-------- RECORDS FOR THIS EXERCISE --------
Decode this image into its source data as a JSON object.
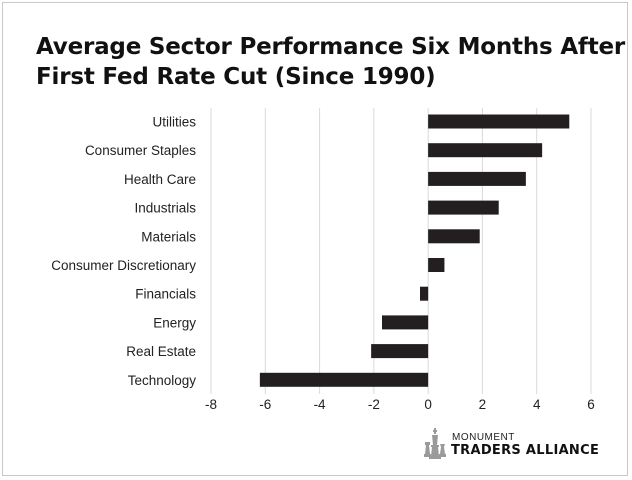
{
  "chart_data": {
    "type": "bar",
    "orientation": "horizontal",
    "title": "Average Sector Performance Six Months After First Fed Rate Cut (Since 1990)",
    "title_lines": [
      "Average Sector Performance Six Months After",
      "First Fed Rate Cut (Since 1990)"
    ],
    "categories": [
      "Utilities",
      "Consumer Staples",
      "Health Care",
      "Industrials",
      "Materials",
      "Consumer Discretionary",
      "Financials",
      "Energy",
      "Real Estate",
      "Technology"
    ],
    "values": [
      5.2,
      4.2,
      3.6,
      2.6,
      1.9,
      0.6,
      -0.3,
      -1.7,
      -2.1,
      -6.2
    ],
    "xlim": [
      -8,
      6
    ],
    "xticks": [
      "-8",
      "-6",
      "-4",
      "-2",
      "0",
      "2",
      "4",
      "6"
    ],
    "grid": "vertical",
    "bar_color": "#231f20",
    "grid_color": "#d9d9d9"
  },
  "logo": {
    "small_text": "MONUMENT",
    "big_text": "TRADERS ALLIANCE",
    "icon": "chess-pieces-icon"
  }
}
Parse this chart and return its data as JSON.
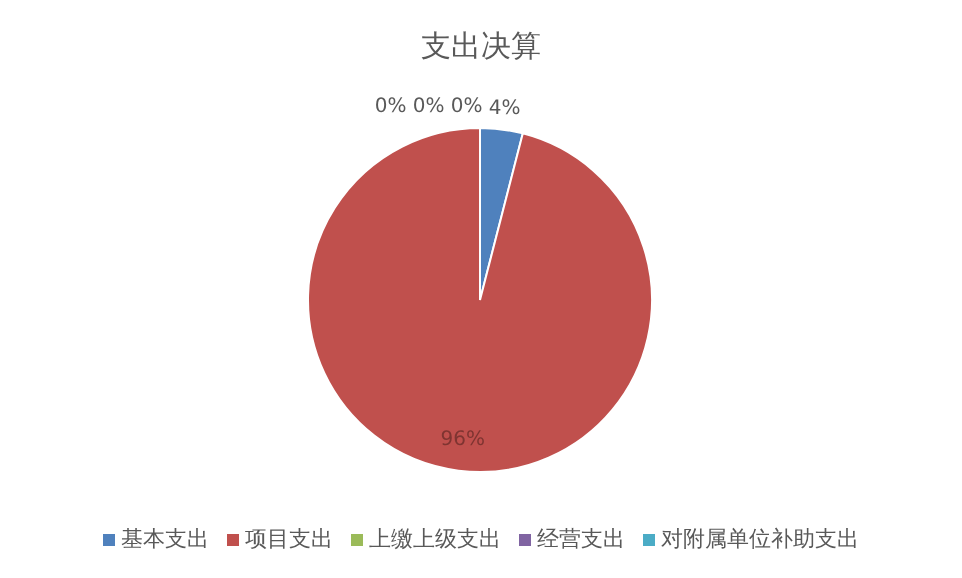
{
  "chart_data": {
    "type": "pie",
    "title": "支出决算",
    "categories": [
      "基本支出",
      "项目支出",
      "上缴上级支出",
      "经营支出",
      "对附属单位补助支出"
    ],
    "values": [
      4,
      96,
      0,
      0,
      0
    ],
    "colors": [
      "#4f81bd",
      "#c0504d",
      "#9bbb59",
      "#8064a2",
      "#4bacc6"
    ],
    "value_labels": [
      "4%",
      "96%",
      "0%",
      "0%",
      "0%"
    ],
    "legend": "bottom"
  }
}
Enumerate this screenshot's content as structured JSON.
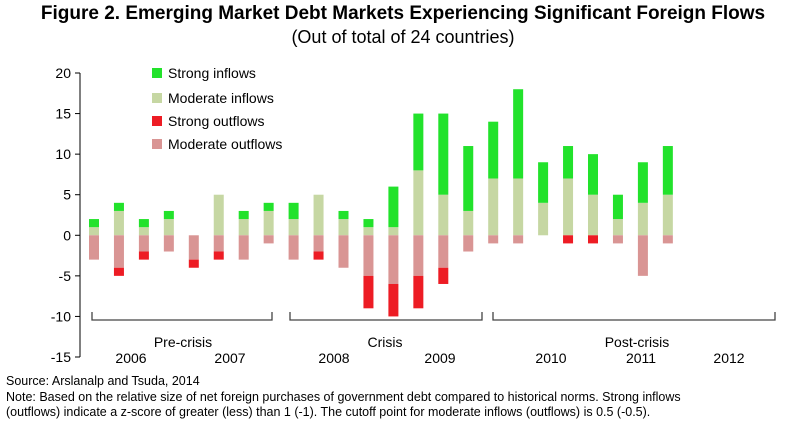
{
  "chart_data": {
    "type": "bar",
    "stacked": true,
    "title": "Figure 2. Emerging Market Debt Markets Experiencing Significant Foreign Flows",
    "subtitle": "(Out of total of 24 countries)",
    "ylim": [
      -15,
      20
    ],
    "yticks": [
      20,
      15,
      10,
      5,
      0,
      -5,
      -10,
      -15
    ],
    "series": [
      {
        "name": "Strong inflows",
        "color": "#22e22b",
        "values": [
          1,
          1,
          1,
          1,
          0,
          0,
          1,
          1,
          2,
          0,
          1,
          1,
          5,
          7,
          10,
          8,
          7,
          11,
          5,
          4,
          5,
          3,
          5,
          6
        ]
      },
      {
        "name": "Moderate inflows",
        "color": "#c6d7a3",
        "values": [
          1,
          3,
          1,
          2,
          0,
          5,
          2,
          3,
          2,
          5,
          2,
          1,
          1,
          8,
          5,
          3,
          7,
          7,
          4,
          7,
          5,
          2,
          4,
          5
        ]
      },
      {
        "name": "Strong outflows",
        "color": "#ed1c24",
        "values": [
          0,
          -1,
          -1,
          0,
          -1,
          -1,
          0,
          0,
          0,
          -1,
          0,
          -4,
          -4,
          -4,
          -2,
          0,
          0,
          0,
          0,
          -1,
          -1,
          0,
          0,
          0
        ]
      },
      {
        "name": "Moderate outflows",
        "color": "#d99594",
        "values": [
          -3,
          -4,
          -2,
          -2,
          -3,
          -2,
          -3,
          -1,
          -3,
          -2,
          -4,
          -5,
          -6,
          -5,
          -4,
          -2,
          -1,
          -1,
          0,
          0,
          0,
          -1,
          -5,
          -1
        ]
      }
    ],
    "periods": [
      "Pre-crisis",
      "Crisis",
      "Post-crisis"
    ],
    "year_labels": [
      "2006",
      "2007",
      "2008",
      "2009",
      "2010",
      "2011",
      "2012"
    ],
    "source": "Source: Arslanalp and Tsuda, 2014",
    "note_line1": "Note: Based on the relative size of net foreign purchases of government debt compared to historical norms. Strong inflows",
    "note_line2": "(outflows) indicate a z-score of greater (less) than 1 (-1). The  cutoff point for moderate inflows (outflows) is 0.5 (-0.5)."
  }
}
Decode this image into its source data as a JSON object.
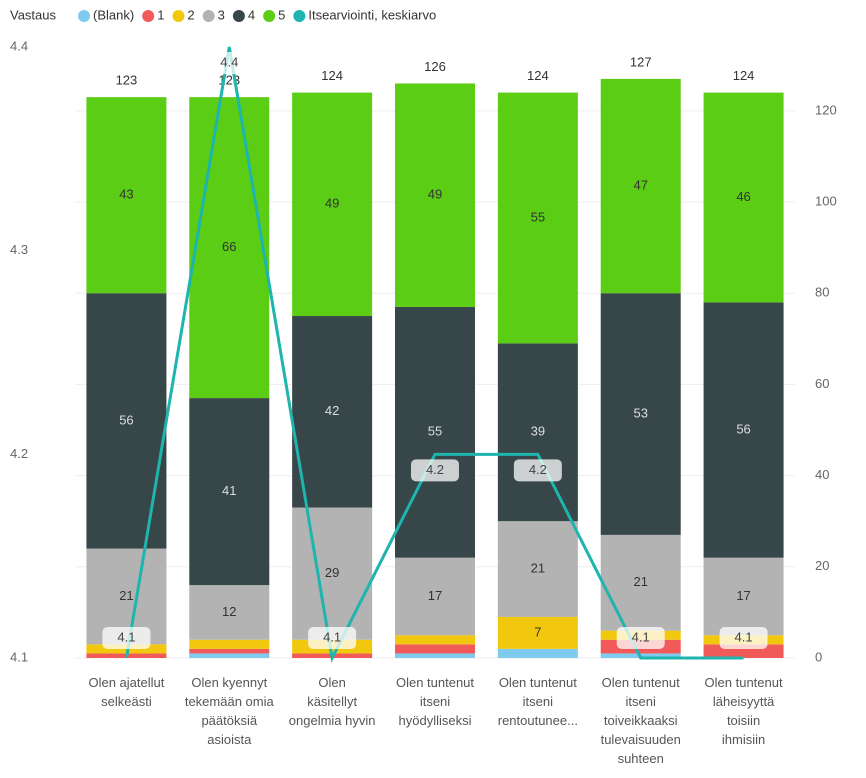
{
  "chart_data": {
    "type": "bar",
    "legend_title": "Vastaus",
    "categories": [
      "Olen ajatellut selkeästi",
      "Olen kyennyt tekemään omia päätöksiä asioista",
      "Olen käsitellyt ongelmia hyvin",
      "Olen tuntenut itseni hyödylliseksi",
      "Olen tuntenut itseni rentoutunee...",
      "Olen tuntenut itseni toiveikkaaksi tulevaisuuden suhteen",
      "Olen tuntenut läheisyyttä toisiin ihmisiin"
    ],
    "series": [
      {
        "name": "(Blank)",
        "color": "#7fcbed",
        "axis": "y2",
        "values": [
          0,
          1,
          0,
          1,
          2,
          1,
          0
        ]
      },
      {
        "name": "1",
        "color": "#f25a5a",
        "axis": "y2",
        "values": [
          1,
          1,
          1,
          2,
          0,
          3,
          3
        ]
      },
      {
        "name": "2",
        "color": "#f2c80f",
        "axis": "y2",
        "values": [
          2,
          2,
          3,
          2,
          7,
          2,
          2
        ]
      },
      {
        "name": "3",
        "color": "#b3b3b3",
        "axis": "y2",
        "values": [
          21,
          12,
          29,
          17,
          21,
          21,
          17
        ]
      },
      {
        "name": "4",
        "color": "#374649",
        "axis": "y2",
        "values": [
          56,
          41,
          42,
          55,
          39,
          53,
          56
        ]
      },
      {
        "name": "5",
        "color": "#5acd14",
        "axis": "y2",
        "values": [
          43,
          66,
          49,
          49,
          55,
          47,
          46
        ]
      },
      {
        "name": "Itsearviointi, keskiarvo",
        "color": "#1db5ad",
        "type": "line",
        "values": [
          4.1,
          4.4,
          4.1,
          4.2,
          4.2,
          4.1,
          4.1
        ]
      }
    ],
    "totals": [
      123,
      123,
      124,
      126,
      124,
      127,
      124
    ],
    "ylim": [
      4.1,
      4.4
    ],
    "yticks": [
      4.1,
      4.2,
      4.3,
      4.4
    ],
    "y2lim": [
      0,
      134
    ],
    "y2ticks": [
      0,
      20,
      40,
      60,
      80,
      100,
      120
    ],
    "grid": true
  }
}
--------
SHORT TASK →
Make an exact copy of the records shown above, without the pictures.

THE SOLUTION →
Decode this image into its source data as a JSON object.
{
  "chart_data": {
    "type": "bar",
    "orientation": "horizontal",
    "title": "Average Sector Performance Six Months After First Fed Rate Cut (Since 1990)",
    "title_lines": [
      "Average Sector Performance Six Months After",
      "First Fed Rate Cut (Since 1990)"
    ],
    "categories": [
      "Utilities",
      "Consumer Staples",
      "Health Care",
      "Industrials",
      "Materials",
      "Consumer Discretionary",
      "Financials",
      "Energy",
      "Real Estate",
      "Technology"
    ],
    "values": [
      5.2,
      4.2,
      3.6,
      2.6,
      1.9,
      0.6,
      -0.3,
      -1.7,
      -2.1,
      -6.2
    ],
    "xlim": [
      -8,
      6
    ],
    "xticks": [
      "-8",
      "-6",
      "-4",
      "-2",
      "0",
      "2",
      "4",
      "6"
    ],
    "grid": "vertical",
    "bar_color": "#231f20",
    "grid_color": "#d9d9d9"
  },
  "logo": {
    "small_text": "MONUMENT",
    "big_text": "TRADERS ALLIANCE",
    "icon": "chess-pieces-icon"
  }
}
Parse this chart and return its data as JSON.
{
  "chart_data": {
    "type": "pie",
    "title": "支出决算",
    "categories": [
      "基本支出",
      "项目支出",
      "上缴上级支出",
      "经营支出",
      "对附属单位补助支出"
    ],
    "values": [
      4,
      96,
      0,
      0,
      0
    ],
    "colors": [
      "#4f81bd",
      "#c0504d",
      "#9bbb59",
      "#8064a2",
      "#4bacc6"
    ],
    "value_labels": [
      "4%",
      "96%",
      "0%",
      "0%",
      "0%"
    ],
    "legend": "bottom"
  }
}
Enumerate this screenshot's content as structured JSON.
{
  "chart_data": {
    "type": "bar",
    "stacked": true,
    "title": "Figure 2. Emerging Market Debt Markets Experiencing Significant Foreign Flows",
    "subtitle": "(Out of total of 24 countries)",
    "ylim": [
      -15,
      20
    ],
    "yticks": [
      20,
      15,
      10,
      5,
      0,
      -5,
      -10,
      -15
    ],
    "series": [
      {
        "name": "Strong inflows",
        "color": "#22e22b",
        "values": [
          1,
          1,
          1,
          1,
          0,
          0,
          1,
          1,
          2,
          0,
          1,
          1,
          5,
          7,
          10,
          8,
          7,
          11,
          5,
          4,
          5,
          3,
          5,
          6
        ]
      },
      {
        "name": "Moderate inflows",
        "color": "#c6d7a3",
        "values": [
          1,
          3,
          1,
          2,
          0,
          5,
          2,
          3,
          2,
          5,
          2,
          1,
          1,
          8,
          5,
          3,
          7,
          7,
          4,
          7,
          5,
          2,
          4,
          5
        ]
      },
      {
        "name": "Strong outflows",
        "color": "#ed1c24",
        "values": [
          0,
          -1,
          -1,
          0,
          -1,
          -1,
          0,
          0,
          0,
          -1,
          0,
          -4,
          -4,
          -4,
          -2,
          0,
          0,
          0,
          0,
          -1,
          -1,
          0,
          0,
          0
        ]
      },
      {
        "name": "Moderate outflows",
        "color": "#d99594",
        "values": [
          -3,
          -4,
          -2,
          -2,
          -3,
          -2,
          -3,
          -1,
          -3,
          -2,
          -4,
          -5,
          -6,
          -5,
          -4,
          -2,
          -1,
          -1,
          0,
          0,
          0,
          -1,
          -5,
          -1
        ]
      }
    ],
    "periods": [
      "Pre-crisis",
      "Crisis",
      "Post-crisis"
    ],
    "year_labels": [
      "2006",
      "2007",
      "2008",
      "2009",
      "2010",
      "2011",
      "2012"
    ],
    "source": "Source: Arslanalp and Tsuda, 2014",
    "note_line1": "Note: Based on the relative size of net foreign purchases of government debt compared to historical norms. Strong inflows",
    "note_line2": "(outflows) indicate a z-score of greater (less) than 1 (-1). The  cutoff point for moderate inflows (outflows) is 0.5 (-0.5)."
  }
}
Decode this image into its source data as a JSON object.
{
  "chart_data": {
    "type": "bar",
    "legend_title": "Vastaus",
    "categories": [
      "Olen ajatellut selkeästi",
      "Olen kyennyt tekemään omia päätöksiä asioista",
      "Olen käsitellyt ongelmia hyvin",
      "Olen tuntenut itseni hyödylliseksi",
      "Olen tuntenut itseni rentoutunee...",
      "Olen tuntenut itseni toiveikkaaksi tulevaisuuden suhteen",
      "Olen tuntenut läheisyyttä toisiin ihmisiin"
    ],
    "series": [
      {
        "name": "(Blank)",
        "color": "#7fcbed",
        "axis": "y2",
        "values": [
          0,
          1,
          0,
          1,
          2,
          1,
          0
        ]
      },
      {
        "name": "1",
        "color": "#f25a5a",
        "axis": "y2",
        "values": [
          1,
          1,
          1,
          2,
          0,
          3,
          3
        ]
      },
      {
        "name": "2",
        "color": "#f2c80f",
        "axis": "y2",
        "values": [
          2,
          2,
          3,
          2,
          7,
          2,
          2
        ]
      },
      {
        "name": "3",
        "color": "#b3b3b3",
        "axis": "y2",
        "values": [
          21,
          12,
          29,
          17,
          21,
          21,
          17
        ]
      },
      {
        "name": "4",
        "color": "#374649",
        "axis": "y2",
        "values": [
          56,
          41,
          42,
          55,
          39,
          53,
          56
        ]
      },
      {
        "name": "5",
        "color": "#5acd14",
        "axis": "y2",
        "values": [
          43,
          66,
          49,
          49,
          55,
          47,
          46
        ]
      },
      {
        "name": "Itsearviointi, keskiarvo",
        "color": "#1db5ad",
        "type": "line",
        "values": [
          4.1,
          4.4,
          4.1,
          4.2,
          4.2,
          4.1,
          4.1
        ]
      }
    ],
    "totals": [
      123,
      123,
      124,
      126,
      124,
      127,
      124
    ],
    "ylim": [
      4.1,
      4.4
    ],
    "yticks": [
      4.1,
      4.2,
      4.3,
      4.4
    ],
    "y2lim": [
      0,
      134
    ],
    "y2ticks": [
      0,
      20,
      40,
      60,
      80,
      100,
      120
    ],
    "grid": true
  }
}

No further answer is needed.